## Begin Reading text

Saturday, December 10, 2011

To Tao From Zen

I love the little book of wisdom that is the Tao Te Ching, but sometimes it strikes me as extremely useless. All this stuff about how the sage does this, the sage does that... well, that's fine and good for the sage, but what about the rest of us? If we try to emulate what the book says denotes a master, all we end up with is hypocrisy. We're aping the saints, not a saint ourselves. You need only look as far as the religious right to see what I'm talking about. They're rigid legalists, not Jesus-like Christ figures. They're faking it. A real sage doesn't read in a book how to act, it comes from his or her inner nature, from their oneness with Tao. If a sage lives as an ascetic, it isn't out of self-denial from guilt, or to set an example, or to not pollute the world with reckless consumption; it's because he realized he didn't need all that stuff to begin with. If he is generous and full of kindness to all, it isn't because he should, but because he deep down must.

The Tao Te Ching often just seems not like a how-to book, but more of a snapshot of the sage. Full of lofty sayings and statements that tantalize but don't quite deliver. Interesting, in a way, but not always entirely helpful. What we all want is to know how to actually embody such sagacity. How do I find the Tao? I know it's a ridiculous question to even ask, knowing intellectually that it is all around us (so sayeth the texts and wise ones), it is all that is, as well as all that isn't, we couldn't get away from it if we wanted to.

## End Reading text
## Begin Material shown

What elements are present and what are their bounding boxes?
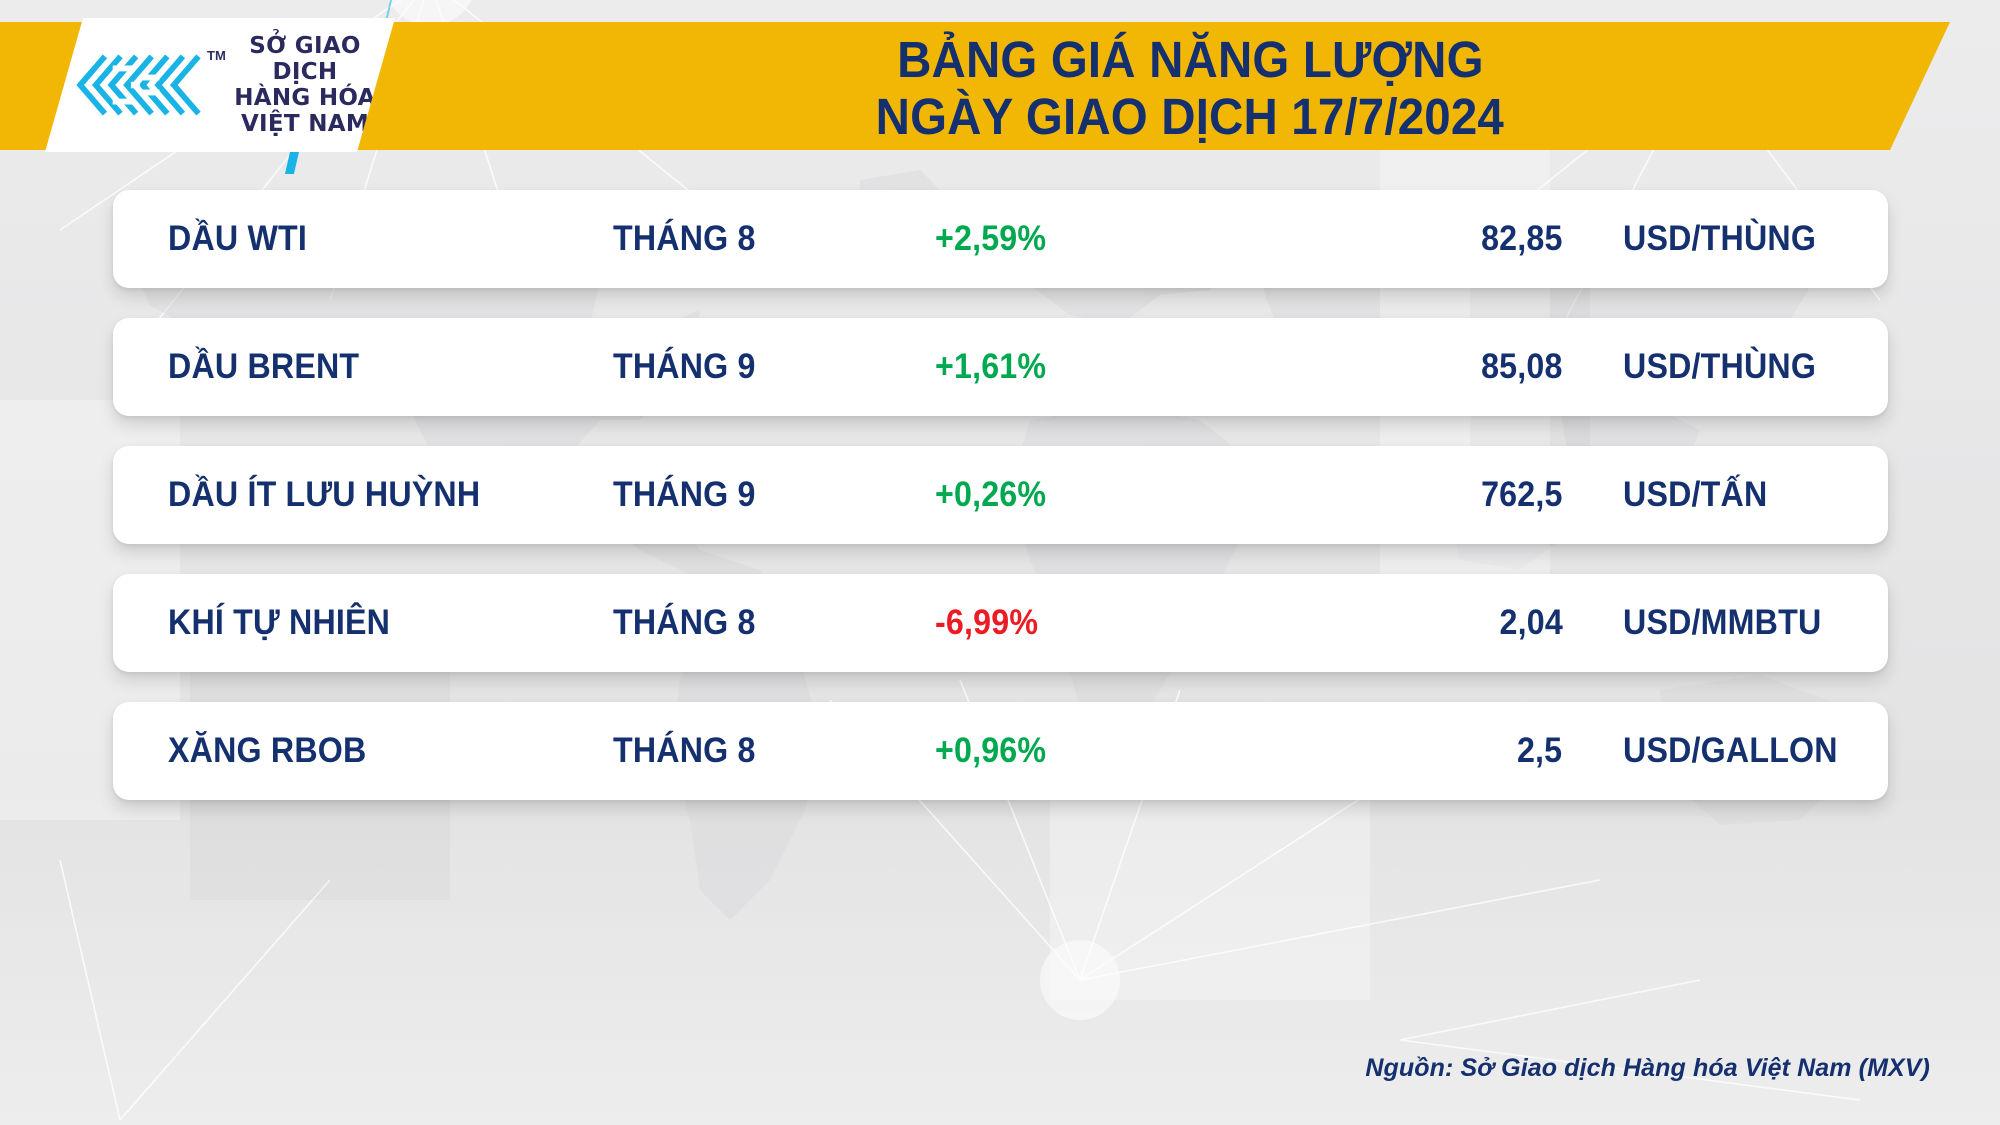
cell-contract-month: THÁNG 9 xyxy=(613,475,913,515)
cell-unit: USD/GALLON xyxy=(1563,731,1888,771)
table-row: DẦU ÍT LƯU HUỲNHTHÁNG 9+0,26%762,5USD/TẤ… xyxy=(113,446,1888,544)
cell-commodity-name: XĂNG RBOB xyxy=(113,731,613,771)
page-title: BẢNG GIÁ NĂNG LƯỢNG NGÀY GIAO DỊCH 17/7/… xyxy=(600,26,1780,150)
cell-commodity-name: DẦU ÍT LƯU HUỲNH xyxy=(113,475,613,515)
table-row: KHÍ TỰ NHIÊNTHÁNG 8-6,99%2,04USD/MMBTU xyxy=(113,574,1888,672)
cell-price: 2,04 xyxy=(1253,603,1563,643)
mxv-maze-logo-icon xyxy=(75,52,205,118)
cell-change-percent: +1,61% xyxy=(913,347,1253,387)
trademark-symbol: TM xyxy=(207,48,226,63)
title-line-1: BẢNG GIÁ NĂNG LƯỢNG xyxy=(897,31,1484,88)
table-row: DẦU WTITHÁNG 8+2,59%82,85USD/THÙNG xyxy=(113,190,1888,288)
cell-contract-month: THÁNG 8 xyxy=(613,219,913,259)
cell-commodity-name: KHÍ TỰ NHIÊN xyxy=(113,603,613,643)
cell-change-percent: -6,99% xyxy=(913,603,1253,643)
table-row: DẦU BRENTTHÁNG 9+1,61%85,08USD/THÙNG xyxy=(113,318,1888,416)
cell-change-percent: +0,96% xyxy=(913,731,1253,771)
cell-unit: USD/THÙNG xyxy=(1563,347,1888,387)
logo-line-2: HÀNG HÓA xyxy=(215,85,395,111)
cell-price: 85,08 xyxy=(1253,347,1563,387)
cell-contract-month: THÁNG 8 xyxy=(613,731,913,771)
cell-unit: USD/MMBTU xyxy=(1563,603,1888,643)
cell-price: 82,85 xyxy=(1253,219,1563,259)
cell-contract-month: THÁNG 8 xyxy=(613,603,913,643)
cell-commodity-name: DẦU BRENT xyxy=(113,347,613,387)
table-row: XĂNG RBOBTHÁNG 8+0,96%2,5USD/GALLON xyxy=(113,702,1888,800)
cell-unit: USD/TẤN xyxy=(1563,475,1888,515)
price-table: DẦU WTITHÁNG 8+2,59%82,85USD/THÙNGDẦU BR… xyxy=(0,190,2000,830)
logo-line-1: SỞ GIAO DỊCH xyxy=(215,33,395,85)
cell-unit: USD/THÙNG xyxy=(1563,219,1888,259)
cell-change-percent: +2,59% xyxy=(913,219,1253,259)
cell-price: 762,5 xyxy=(1253,475,1563,515)
cell-commodity-name: DẦU WTI xyxy=(113,219,613,259)
title-line-2: NGÀY GIAO DỊCH 17/7/2024 xyxy=(876,88,1504,145)
cell-change-percent: +0,26% xyxy=(913,475,1253,515)
page-header: TM SỞ GIAO DỊCH HÀNG HÓA VIỆT NAM BẢNG G… xyxy=(0,0,2000,180)
cell-contract-month: THÁNG 9 xyxy=(613,347,913,387)
logo-plate: TM SỞ GIAO DỊCH HÀNG HÓA VIỆT NAM xyxy=(45,18,395,152)
source-note: Nguồn: Sở Giao dịch Hàng hóa Việt Nam (M… xyxy=(1365,1054,1930,1083)
cell-price: 2,5 xyxy=(1253,731,1563,771)
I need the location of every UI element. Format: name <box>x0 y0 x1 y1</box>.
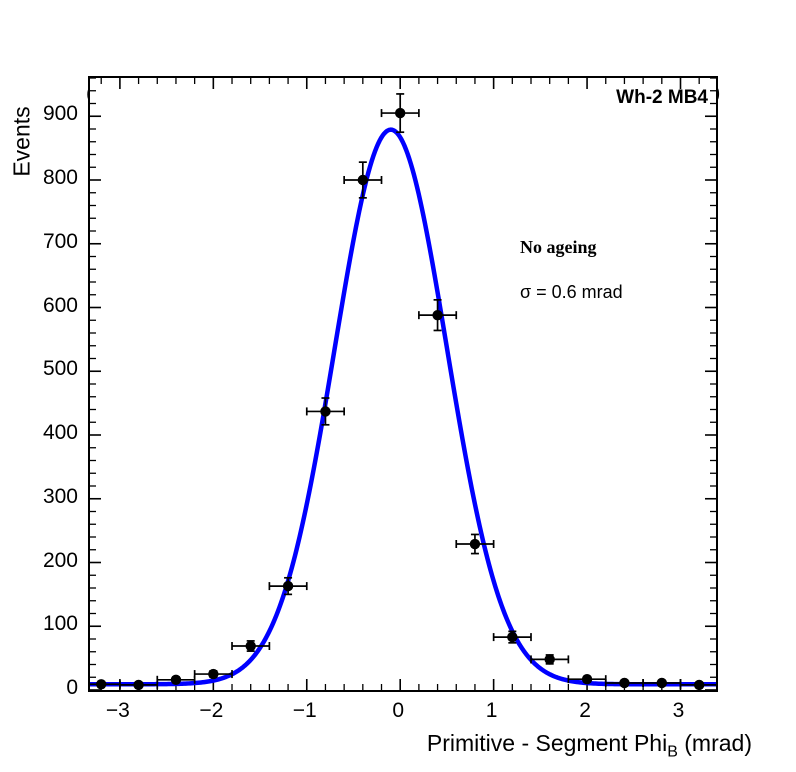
data-point <box>307 398 344 425</box>
y-tick-label: 200 <box>43 550 78 571</box>
plot-area <box>90 78 716 690</box>
y-axis-tick-labels: 0100200300400500600700800900 <box>0 0 78 772</box>
x-tick-label: −2 <box>199 700 223 721</box>
x-axis-title-subscript: B <box>667 744 678 761</box>
y-tick-label: 300 <box>43 486 78 507</box>
y-tick-label: 400 <box>43 422 78 443</box>
data-point <box>680 680 716 690</box>
data-points <box>90 94 716 690</box>
data-point <box>90 679 120 689</box>
plot-frame: Wh-2 MB4 No ageing σ = 0.6 mrad <box>88 76 718 692</box>
data-point <box>494 631 531 642</box>
x-axis-title-unit: (mrad) <box>684 730 752 756</box>
y-tick-label: 700 <box>43 231 78 252</box>
data-point <box>344 162 381 198</box>
y-tick-label: 500 <box>43 358 78 379</box>
x-axis-title: Primitive - Segment PhiB (mrad) <box>0 732 796 764</box>
sigma-label: σ = 0.6 mrad <box>520 283 623 301</box>
x-tick-label: 3 <box>673 700 685 721</box>
x-axis-title-main: Primitive - Segment Phi <box>427 730 667 756</box>
ageing-label: No ageing <box>520 238 597 256</box>
y-tick-label: 900 <box>43 103 78 124</box>
data-point <box>382 94 419 132</box>
y-tick-label: 800 <box>43 167 78 188</box>
y-tick-label: 600 <box>43 295 78 316</box>
axis-ticks <box>90 78 716 690</box>
x-tick-label: 1 <box>486 700 498 721</box>
plot-canvas: CMS Phase-2 Simulation Preliminary PU 20… <box>0 0 796 772</box>
x-tick-label: −3 <box>106 700 130 721</box>
data-point <box>419 300 456 331</box>
data-point <box>643 678 680 688</box>
y-tick-label: 100 <box>43 613 78 634</box>
data-point <box>269 578 306 595</box>
data-point <box>606 678 643 688</box>
data-point <box>120 680 157 690</box>
x-axis-tick-labels: −3−2−10123 <box>0 700 796 730</box>
header-row: CMS Phase-2 Simulation Preliminary PU 20… <box>0 40 796 72</box>
x-tick-label: 0 <box>392 700 404 721</box>
chamber-label: Wh-2 MB4 <box>616 88 708 107</box>
x-tick-label: 2 <box>579 700 591 721</box>
x-tick-label: −1 <box>293 700 317 721</box>
data-point <box>456 534 493 553</box>
gaussian-fit-curve <box>90 130 716 685</box>
y-tick-label: 0 <box>66 677 78 698</box>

## End Material shown

Problem -
Carry on the blog post about the Tao Te Ching from the point where it stops.

Output of the task -
How do you do without doing? It's a bootstrap problem: wei wu wei, doing non-doing, is impossible to achieve. Attempt it, and you are acting with expectation, forcing things, and forcing is wei, not wu wei. Like in Buddhism, when you accept that desire causes all suffering (dukkha), and go on to desire to end desiring. This is the hypocrisy, and actually dangerous, because you may be deluding yourself, and get the spiritual pride going. You're doing all this religion/philosophy stuff to achieve enlightenment, which is something you (think you) don't have, but want to attain in the future, and thus you're always a seeker, never a finder. You are getting in your own way.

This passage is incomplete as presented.